Given request ::
Gather each line in the entries that includes the string "ylabel".

>> begin Given records

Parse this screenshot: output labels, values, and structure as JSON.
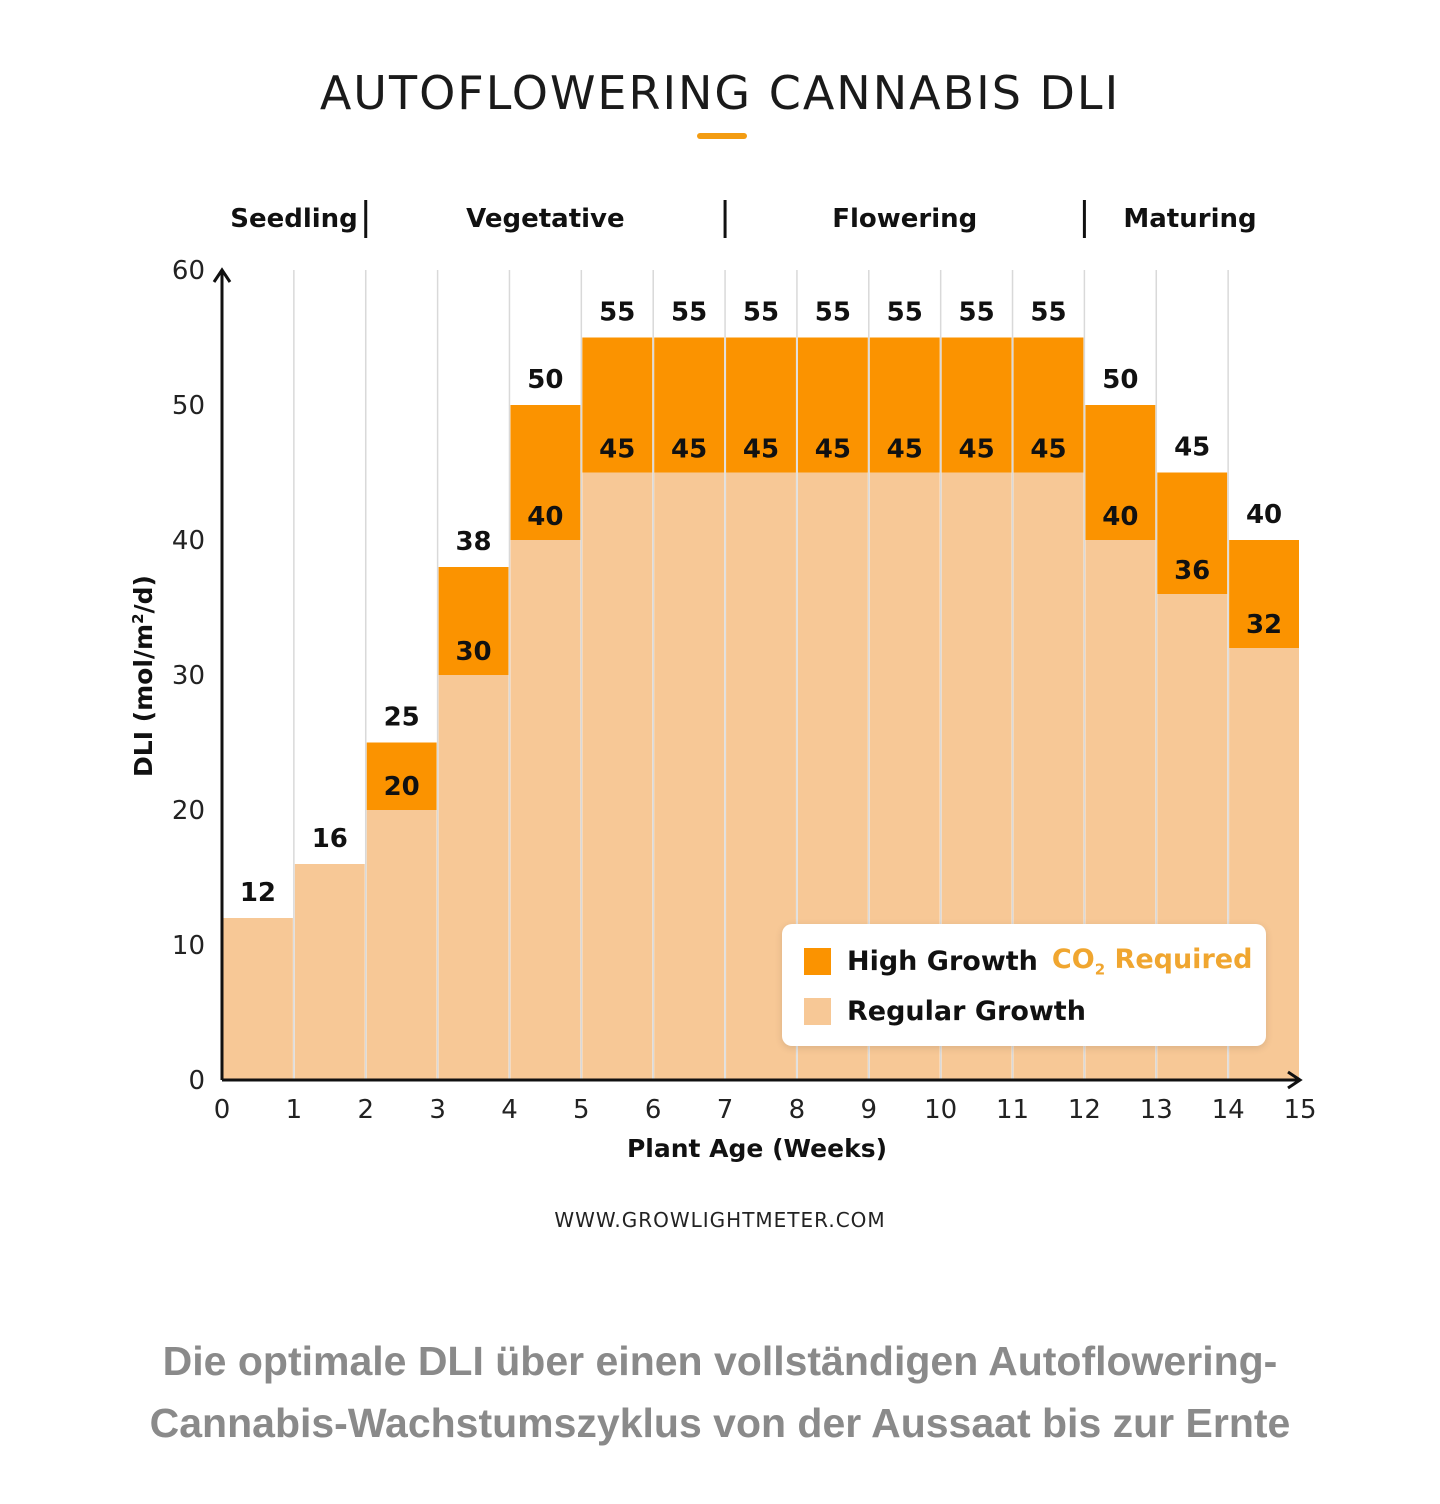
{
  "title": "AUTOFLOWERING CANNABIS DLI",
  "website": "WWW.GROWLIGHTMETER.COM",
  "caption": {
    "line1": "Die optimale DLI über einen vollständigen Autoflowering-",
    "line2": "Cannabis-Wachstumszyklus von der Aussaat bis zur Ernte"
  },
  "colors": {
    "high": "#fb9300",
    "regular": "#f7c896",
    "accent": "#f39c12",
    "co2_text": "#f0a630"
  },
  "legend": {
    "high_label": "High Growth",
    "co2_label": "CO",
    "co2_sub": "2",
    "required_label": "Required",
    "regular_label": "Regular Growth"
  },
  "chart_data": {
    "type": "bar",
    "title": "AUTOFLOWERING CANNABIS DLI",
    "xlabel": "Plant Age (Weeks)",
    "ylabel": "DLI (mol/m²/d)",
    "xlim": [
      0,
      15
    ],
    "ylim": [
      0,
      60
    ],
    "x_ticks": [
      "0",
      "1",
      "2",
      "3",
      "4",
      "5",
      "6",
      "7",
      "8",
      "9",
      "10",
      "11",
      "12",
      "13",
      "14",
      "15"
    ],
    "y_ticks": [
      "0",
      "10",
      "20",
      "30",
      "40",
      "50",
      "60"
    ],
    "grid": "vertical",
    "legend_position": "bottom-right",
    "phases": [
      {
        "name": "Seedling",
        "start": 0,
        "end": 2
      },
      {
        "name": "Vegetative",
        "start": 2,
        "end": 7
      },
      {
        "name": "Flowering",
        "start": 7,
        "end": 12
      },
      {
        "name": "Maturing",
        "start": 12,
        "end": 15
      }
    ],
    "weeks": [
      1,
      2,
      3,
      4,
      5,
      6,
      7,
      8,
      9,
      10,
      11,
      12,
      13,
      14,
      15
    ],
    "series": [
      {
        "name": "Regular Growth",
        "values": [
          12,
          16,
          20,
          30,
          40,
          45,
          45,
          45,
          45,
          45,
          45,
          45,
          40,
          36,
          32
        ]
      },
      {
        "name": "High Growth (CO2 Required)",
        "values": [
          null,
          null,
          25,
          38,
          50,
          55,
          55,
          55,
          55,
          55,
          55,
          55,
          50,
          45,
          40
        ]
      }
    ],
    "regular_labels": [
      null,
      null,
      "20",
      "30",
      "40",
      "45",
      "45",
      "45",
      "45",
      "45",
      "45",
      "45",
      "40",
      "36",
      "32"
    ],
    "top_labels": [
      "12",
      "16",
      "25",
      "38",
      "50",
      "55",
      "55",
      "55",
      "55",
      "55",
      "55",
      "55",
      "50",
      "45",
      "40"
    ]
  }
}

>> end Given records
>> begin Given records

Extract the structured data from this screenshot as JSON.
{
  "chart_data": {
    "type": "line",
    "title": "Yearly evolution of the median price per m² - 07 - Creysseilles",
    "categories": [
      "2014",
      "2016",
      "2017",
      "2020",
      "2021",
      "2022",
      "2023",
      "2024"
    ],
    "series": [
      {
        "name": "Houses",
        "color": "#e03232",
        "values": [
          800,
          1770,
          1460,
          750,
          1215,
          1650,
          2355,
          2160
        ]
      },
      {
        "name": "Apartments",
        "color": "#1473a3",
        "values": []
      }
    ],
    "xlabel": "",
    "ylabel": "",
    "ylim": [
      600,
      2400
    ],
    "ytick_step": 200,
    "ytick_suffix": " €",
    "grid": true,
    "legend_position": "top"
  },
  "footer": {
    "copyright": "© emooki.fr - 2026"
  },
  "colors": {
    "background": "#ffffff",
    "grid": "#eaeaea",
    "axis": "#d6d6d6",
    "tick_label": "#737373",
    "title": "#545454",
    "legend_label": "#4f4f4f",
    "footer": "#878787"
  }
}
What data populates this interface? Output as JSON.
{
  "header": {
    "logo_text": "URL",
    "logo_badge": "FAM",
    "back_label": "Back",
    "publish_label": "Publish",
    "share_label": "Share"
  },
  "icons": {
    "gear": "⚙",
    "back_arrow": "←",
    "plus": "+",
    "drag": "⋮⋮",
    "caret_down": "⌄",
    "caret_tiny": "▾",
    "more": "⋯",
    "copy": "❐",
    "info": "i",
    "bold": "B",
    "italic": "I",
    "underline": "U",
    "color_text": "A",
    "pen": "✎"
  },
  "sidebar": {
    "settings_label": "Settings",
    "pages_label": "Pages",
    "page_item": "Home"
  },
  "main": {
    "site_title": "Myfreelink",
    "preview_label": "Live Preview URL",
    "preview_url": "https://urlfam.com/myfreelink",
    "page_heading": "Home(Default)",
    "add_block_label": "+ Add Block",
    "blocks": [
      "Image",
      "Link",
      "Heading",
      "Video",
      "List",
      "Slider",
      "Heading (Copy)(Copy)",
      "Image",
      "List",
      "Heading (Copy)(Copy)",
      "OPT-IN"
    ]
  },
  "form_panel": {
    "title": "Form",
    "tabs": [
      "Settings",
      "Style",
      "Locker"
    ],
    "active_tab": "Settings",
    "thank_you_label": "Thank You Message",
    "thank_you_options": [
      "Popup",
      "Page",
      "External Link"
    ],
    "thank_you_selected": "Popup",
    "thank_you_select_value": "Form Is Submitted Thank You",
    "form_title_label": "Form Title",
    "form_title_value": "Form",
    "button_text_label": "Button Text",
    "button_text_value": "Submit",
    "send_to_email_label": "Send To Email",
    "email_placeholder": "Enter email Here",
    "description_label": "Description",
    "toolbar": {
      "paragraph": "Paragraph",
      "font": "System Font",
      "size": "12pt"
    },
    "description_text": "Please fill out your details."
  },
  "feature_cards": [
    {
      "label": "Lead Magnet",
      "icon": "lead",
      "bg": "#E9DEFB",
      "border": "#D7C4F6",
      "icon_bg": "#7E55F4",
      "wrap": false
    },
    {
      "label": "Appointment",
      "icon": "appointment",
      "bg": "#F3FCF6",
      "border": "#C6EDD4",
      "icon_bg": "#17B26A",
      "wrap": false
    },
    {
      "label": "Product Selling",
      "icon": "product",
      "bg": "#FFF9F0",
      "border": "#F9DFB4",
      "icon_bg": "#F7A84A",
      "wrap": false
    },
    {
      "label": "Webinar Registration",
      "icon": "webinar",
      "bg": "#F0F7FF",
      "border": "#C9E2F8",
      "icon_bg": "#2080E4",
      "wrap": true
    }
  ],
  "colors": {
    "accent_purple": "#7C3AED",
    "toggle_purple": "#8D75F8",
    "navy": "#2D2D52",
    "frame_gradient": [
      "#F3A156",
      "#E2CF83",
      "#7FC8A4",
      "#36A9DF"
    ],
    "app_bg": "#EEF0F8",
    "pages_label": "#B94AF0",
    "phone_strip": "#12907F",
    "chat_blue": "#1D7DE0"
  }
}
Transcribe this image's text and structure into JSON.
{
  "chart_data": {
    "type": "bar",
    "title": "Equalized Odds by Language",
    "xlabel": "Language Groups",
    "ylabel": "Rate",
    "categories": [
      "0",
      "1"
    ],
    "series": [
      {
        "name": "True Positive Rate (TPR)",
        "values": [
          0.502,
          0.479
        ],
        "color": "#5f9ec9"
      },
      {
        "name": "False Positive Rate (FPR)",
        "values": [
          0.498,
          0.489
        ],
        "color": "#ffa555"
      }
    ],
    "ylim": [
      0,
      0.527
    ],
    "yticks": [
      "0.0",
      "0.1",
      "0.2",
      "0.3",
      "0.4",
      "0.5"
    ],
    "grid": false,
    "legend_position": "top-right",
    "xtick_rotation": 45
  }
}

>> end Given records

Task output ::
    "ylabel": "DLI (mol/m²/d)",
    "ylabel": "",
    "ylabel": "Rate",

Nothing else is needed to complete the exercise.